*Exercise material*
□ □ □

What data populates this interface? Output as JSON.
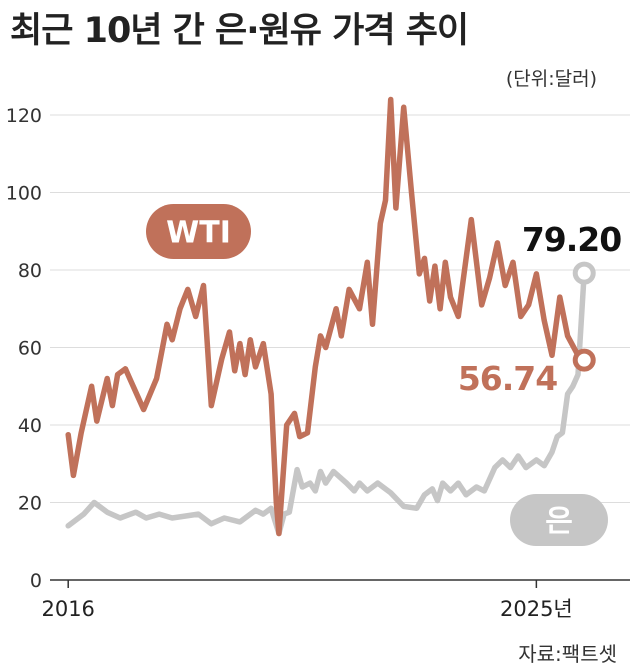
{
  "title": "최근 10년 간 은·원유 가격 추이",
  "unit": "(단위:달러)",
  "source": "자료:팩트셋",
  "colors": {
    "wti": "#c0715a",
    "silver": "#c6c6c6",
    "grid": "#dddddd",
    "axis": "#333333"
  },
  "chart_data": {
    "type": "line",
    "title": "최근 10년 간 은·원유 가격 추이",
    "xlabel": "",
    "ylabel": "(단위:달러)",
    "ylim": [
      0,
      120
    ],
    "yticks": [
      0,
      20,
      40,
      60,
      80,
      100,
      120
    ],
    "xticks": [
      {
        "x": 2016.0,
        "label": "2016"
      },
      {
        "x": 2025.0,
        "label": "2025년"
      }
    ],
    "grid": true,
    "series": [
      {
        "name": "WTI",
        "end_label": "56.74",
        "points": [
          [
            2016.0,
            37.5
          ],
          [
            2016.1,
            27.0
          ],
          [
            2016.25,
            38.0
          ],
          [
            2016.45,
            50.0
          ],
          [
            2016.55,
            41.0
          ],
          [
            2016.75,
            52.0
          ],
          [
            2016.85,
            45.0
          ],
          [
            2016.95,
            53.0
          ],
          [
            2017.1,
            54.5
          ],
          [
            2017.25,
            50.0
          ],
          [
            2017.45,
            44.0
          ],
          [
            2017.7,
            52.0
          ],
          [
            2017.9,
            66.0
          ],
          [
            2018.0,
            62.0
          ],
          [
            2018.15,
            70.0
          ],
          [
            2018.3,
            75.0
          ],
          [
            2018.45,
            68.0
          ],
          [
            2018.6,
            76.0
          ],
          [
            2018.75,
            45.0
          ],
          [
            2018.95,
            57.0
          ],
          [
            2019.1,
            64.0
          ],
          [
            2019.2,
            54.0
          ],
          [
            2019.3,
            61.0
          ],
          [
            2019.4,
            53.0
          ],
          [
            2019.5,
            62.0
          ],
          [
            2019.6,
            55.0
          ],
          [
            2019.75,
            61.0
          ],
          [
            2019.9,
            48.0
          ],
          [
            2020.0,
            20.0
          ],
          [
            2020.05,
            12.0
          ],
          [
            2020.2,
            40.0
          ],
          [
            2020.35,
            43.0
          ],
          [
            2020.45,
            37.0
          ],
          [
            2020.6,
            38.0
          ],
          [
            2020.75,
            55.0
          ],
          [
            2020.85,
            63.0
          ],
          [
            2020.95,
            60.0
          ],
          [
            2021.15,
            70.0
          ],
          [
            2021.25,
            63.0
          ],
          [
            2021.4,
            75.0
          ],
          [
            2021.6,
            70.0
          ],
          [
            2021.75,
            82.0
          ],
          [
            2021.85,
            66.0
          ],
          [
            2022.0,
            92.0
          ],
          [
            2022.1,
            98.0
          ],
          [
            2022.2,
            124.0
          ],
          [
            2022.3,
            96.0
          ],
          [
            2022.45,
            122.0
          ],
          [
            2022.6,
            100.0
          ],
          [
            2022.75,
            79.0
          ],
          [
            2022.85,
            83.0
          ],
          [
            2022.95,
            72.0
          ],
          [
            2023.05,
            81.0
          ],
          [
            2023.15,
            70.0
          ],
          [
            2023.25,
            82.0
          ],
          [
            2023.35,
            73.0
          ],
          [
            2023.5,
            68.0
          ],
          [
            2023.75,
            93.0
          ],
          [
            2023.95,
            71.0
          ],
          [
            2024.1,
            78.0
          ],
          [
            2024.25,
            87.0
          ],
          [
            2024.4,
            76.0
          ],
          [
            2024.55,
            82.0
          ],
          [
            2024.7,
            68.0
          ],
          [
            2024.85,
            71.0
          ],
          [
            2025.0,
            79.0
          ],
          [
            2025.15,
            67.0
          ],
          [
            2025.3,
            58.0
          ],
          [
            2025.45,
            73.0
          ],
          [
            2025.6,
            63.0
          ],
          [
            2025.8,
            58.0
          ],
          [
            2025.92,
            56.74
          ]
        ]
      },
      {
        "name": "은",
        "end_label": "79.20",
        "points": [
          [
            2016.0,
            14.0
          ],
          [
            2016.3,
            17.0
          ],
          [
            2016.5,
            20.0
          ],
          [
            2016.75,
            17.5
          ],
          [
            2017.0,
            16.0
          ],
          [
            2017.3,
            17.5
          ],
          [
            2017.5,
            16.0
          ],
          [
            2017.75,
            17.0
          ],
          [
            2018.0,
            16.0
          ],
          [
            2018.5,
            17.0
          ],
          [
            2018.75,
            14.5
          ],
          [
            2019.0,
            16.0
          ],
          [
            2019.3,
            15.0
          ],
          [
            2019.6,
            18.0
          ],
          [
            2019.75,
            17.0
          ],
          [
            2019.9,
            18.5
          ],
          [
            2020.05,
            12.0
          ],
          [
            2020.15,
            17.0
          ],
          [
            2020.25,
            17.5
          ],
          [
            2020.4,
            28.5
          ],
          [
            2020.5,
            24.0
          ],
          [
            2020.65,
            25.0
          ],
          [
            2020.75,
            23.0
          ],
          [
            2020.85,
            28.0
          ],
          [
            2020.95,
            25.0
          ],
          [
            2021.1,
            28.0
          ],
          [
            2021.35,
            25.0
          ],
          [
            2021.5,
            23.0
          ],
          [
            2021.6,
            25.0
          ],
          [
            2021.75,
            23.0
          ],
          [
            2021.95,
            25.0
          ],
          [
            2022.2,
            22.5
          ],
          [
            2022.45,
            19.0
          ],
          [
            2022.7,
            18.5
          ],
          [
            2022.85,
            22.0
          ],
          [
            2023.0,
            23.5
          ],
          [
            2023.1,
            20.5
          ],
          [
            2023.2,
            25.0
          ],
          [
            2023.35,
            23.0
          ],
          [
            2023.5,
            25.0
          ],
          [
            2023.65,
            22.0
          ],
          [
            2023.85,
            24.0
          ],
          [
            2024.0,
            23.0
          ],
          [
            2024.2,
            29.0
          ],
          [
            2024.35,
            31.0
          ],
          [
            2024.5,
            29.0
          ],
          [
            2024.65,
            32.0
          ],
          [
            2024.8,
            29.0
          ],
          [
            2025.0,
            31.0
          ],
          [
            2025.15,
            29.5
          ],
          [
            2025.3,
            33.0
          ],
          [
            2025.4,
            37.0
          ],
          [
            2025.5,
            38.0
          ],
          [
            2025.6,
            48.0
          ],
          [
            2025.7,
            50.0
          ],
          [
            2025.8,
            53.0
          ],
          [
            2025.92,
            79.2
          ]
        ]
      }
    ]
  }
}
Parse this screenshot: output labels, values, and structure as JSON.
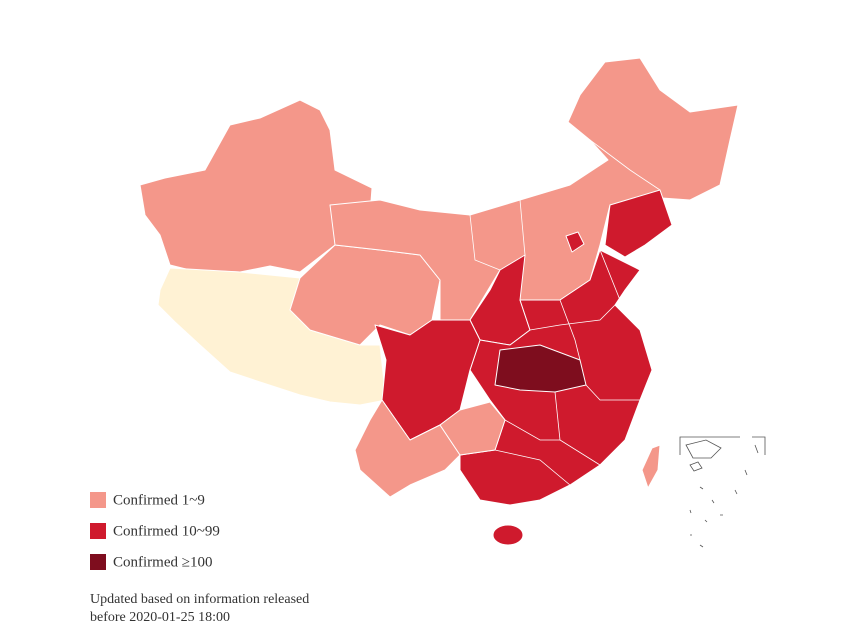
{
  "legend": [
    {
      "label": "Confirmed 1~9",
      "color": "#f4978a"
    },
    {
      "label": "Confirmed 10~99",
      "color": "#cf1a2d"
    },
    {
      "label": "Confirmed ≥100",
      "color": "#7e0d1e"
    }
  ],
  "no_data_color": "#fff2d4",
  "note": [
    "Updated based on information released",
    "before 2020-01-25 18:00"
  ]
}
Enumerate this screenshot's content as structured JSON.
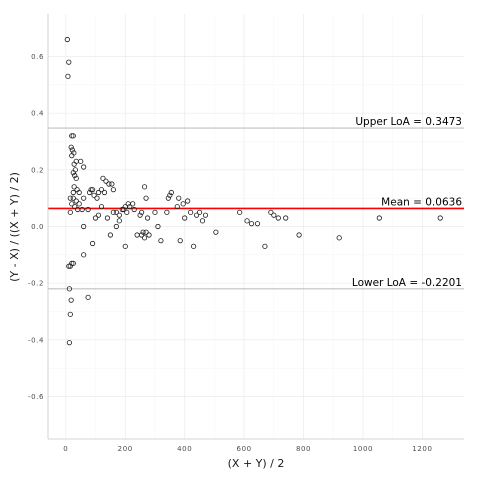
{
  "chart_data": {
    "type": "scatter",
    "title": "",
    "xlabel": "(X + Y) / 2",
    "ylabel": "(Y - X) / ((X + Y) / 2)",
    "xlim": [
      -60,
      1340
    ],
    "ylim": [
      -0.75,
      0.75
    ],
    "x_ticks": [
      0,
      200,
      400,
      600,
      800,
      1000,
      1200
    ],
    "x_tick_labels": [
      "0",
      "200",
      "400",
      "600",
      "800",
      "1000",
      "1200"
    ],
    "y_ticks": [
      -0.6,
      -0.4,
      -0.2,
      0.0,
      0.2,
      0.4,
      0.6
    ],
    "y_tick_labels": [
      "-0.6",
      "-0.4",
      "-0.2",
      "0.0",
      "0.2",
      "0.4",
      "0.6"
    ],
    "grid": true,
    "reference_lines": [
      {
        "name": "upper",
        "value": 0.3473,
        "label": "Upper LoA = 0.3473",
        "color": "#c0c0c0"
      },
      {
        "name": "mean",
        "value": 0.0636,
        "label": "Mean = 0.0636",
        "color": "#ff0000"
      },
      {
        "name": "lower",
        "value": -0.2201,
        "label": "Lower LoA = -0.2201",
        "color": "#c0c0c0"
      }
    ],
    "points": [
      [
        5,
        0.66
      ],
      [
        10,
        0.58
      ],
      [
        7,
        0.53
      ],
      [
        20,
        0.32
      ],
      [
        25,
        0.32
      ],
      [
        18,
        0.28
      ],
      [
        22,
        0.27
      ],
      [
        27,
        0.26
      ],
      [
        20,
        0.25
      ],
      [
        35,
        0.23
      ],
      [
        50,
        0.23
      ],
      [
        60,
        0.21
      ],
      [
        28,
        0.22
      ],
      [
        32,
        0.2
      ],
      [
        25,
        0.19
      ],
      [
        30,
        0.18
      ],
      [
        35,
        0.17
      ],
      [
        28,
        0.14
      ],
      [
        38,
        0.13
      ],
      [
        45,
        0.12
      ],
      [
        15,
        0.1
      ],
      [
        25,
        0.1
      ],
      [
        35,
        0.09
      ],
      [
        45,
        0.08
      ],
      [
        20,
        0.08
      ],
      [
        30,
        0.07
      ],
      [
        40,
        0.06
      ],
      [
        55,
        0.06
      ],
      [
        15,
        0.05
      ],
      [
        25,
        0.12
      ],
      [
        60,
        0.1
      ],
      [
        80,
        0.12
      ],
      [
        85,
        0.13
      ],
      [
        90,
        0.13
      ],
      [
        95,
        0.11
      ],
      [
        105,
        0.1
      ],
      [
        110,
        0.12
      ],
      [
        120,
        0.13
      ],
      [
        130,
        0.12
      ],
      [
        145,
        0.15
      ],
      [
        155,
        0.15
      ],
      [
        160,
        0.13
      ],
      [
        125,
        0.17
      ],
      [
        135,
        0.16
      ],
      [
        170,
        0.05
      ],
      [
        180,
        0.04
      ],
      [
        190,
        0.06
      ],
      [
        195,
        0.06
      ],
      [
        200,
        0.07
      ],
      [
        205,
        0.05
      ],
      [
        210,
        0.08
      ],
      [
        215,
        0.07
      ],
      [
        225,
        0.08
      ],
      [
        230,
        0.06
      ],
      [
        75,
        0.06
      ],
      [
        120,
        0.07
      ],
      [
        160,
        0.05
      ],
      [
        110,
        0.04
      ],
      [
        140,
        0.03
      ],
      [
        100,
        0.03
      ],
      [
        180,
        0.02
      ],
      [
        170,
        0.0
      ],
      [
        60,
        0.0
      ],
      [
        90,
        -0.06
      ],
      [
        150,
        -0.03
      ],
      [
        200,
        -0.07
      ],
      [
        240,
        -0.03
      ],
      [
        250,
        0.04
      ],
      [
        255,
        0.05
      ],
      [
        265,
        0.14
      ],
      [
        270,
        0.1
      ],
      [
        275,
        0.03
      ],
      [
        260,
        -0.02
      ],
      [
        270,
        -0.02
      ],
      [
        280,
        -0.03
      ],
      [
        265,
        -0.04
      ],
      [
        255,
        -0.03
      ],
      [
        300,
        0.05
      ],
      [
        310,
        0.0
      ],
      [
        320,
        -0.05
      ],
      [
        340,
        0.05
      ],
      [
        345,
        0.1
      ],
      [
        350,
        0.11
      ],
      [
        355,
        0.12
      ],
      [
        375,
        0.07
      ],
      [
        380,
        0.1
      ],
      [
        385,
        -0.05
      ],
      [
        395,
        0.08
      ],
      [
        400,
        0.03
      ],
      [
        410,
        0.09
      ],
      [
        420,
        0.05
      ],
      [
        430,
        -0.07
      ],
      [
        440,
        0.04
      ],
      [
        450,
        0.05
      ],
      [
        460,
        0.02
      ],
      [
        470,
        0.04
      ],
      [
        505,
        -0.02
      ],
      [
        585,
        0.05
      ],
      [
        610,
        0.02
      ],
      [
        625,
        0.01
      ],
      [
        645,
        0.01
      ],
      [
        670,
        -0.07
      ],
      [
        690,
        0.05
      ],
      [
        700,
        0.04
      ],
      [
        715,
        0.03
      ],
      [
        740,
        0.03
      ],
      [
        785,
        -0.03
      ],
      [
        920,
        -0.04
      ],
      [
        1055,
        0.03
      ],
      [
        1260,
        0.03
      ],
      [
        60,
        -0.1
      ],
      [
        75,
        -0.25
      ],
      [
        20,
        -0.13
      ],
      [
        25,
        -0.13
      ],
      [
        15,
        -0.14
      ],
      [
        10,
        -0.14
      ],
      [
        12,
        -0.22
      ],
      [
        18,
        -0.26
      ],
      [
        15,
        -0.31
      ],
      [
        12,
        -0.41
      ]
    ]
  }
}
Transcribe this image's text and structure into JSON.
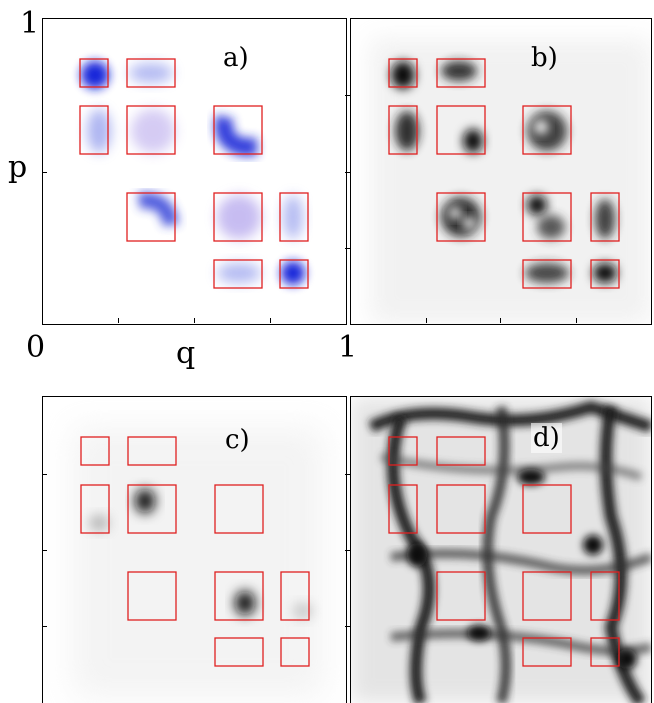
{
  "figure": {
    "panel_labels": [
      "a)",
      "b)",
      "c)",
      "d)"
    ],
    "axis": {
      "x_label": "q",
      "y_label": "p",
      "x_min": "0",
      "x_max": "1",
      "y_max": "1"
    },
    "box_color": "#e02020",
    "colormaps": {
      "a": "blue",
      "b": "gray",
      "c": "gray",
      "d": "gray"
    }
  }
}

□ □ □

*Required task*
Count how many lines of the material hold the string "Confirmed". Give the number and nothing more.

*Expected answer*
3